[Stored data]
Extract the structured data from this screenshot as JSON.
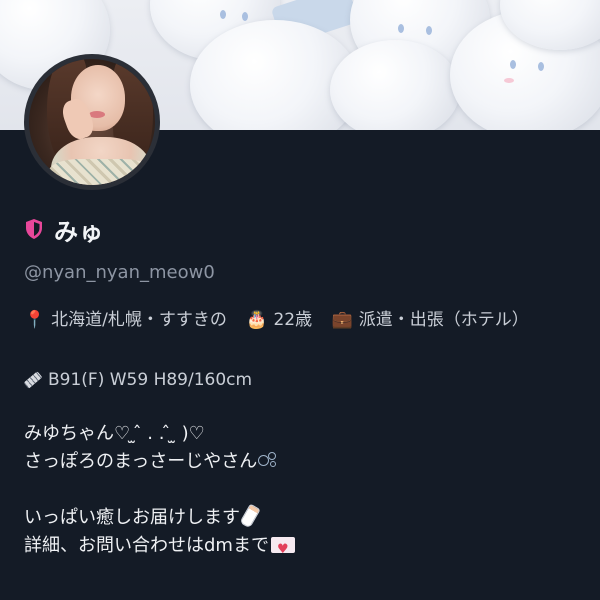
{
  "profile": {
    "display_name": "みゅ",
    "handle": "@nyan_nyan_meow0",
    "location": "北海道/札幌・すすきの",
    "age": "22歳",
    "work": "派遣・出張（ホテル）",
    "measurements": "B91(F) W59 H89/160cm"
  },
  "bio": {
    "line1": "みゆちゃん♡ ̫ ̂ . . ̂ ̫ )♡",
    "line2": "さっぽろのまっさーじやさん",
    "line3": "",
    "line4": "いっぱい癒しお届けします",
    "line5": "詳細、お問い合わせはdmまで"
  },
  "icons": {
    "verified": "pink-shield-icon",
    "location": "round-pushpin-icon",
    "age": "birthday-cake-icon",
    "work": "briefcase-icon",
    "measure": "ruler-icon",
    "bubbles": "bubbles-icon",
    "bottle": "baby-bottle-icon",
    "mail": "love-letter-icon"
  },
  "colors": {
    "background": "#141b26",
    "accent_pink": "#e8479a",
    "muted_text": "#8d95a3"
  }
}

What the task requires: Pictures are not part of the copy; output everything else in the records exactly.

Answer for the task:
Extract the structured data from this screenshot as JSON.
{
  "profile": {
    "display_name": "みゅ",
    "handle": "@nyan_nyan_meow0",
    "location": "北海道/札幌・すすきの",
    "age": "22歳",
    "work": "派遣・出張（ホテル）",
    "measurements": "B91(F) W59 H89/160cm"
  },
  "bio": {
    "line1": "みゆちゃん♡ ̫ ̂ . . ̂ ̫ )♡",
    "line2": "さっぽろのまっさーじやさん",
    "line3": "",
    "line4": "いっぱい癒しお届けします",
    "line5": "詳細、お問い合わせはdmまで"
  },
  "icons": {
    "verified": "pink-shield-icon",
    "location": "round-pushpin-icon",
    "age": "birthday-cake-icon",
    "work": "briefcase-icon",
    "measure": "ruler-icon",
    "bubbles": "bubbles-icon",
    "bottle": "baby-bottle-icon",
    "mail": "love-letter-icon"
  },
  "colors": {
    "background": "#141b26",
    "accent_pink": "#e8479a",
    "muted_text": "#8d95a3"
  }
}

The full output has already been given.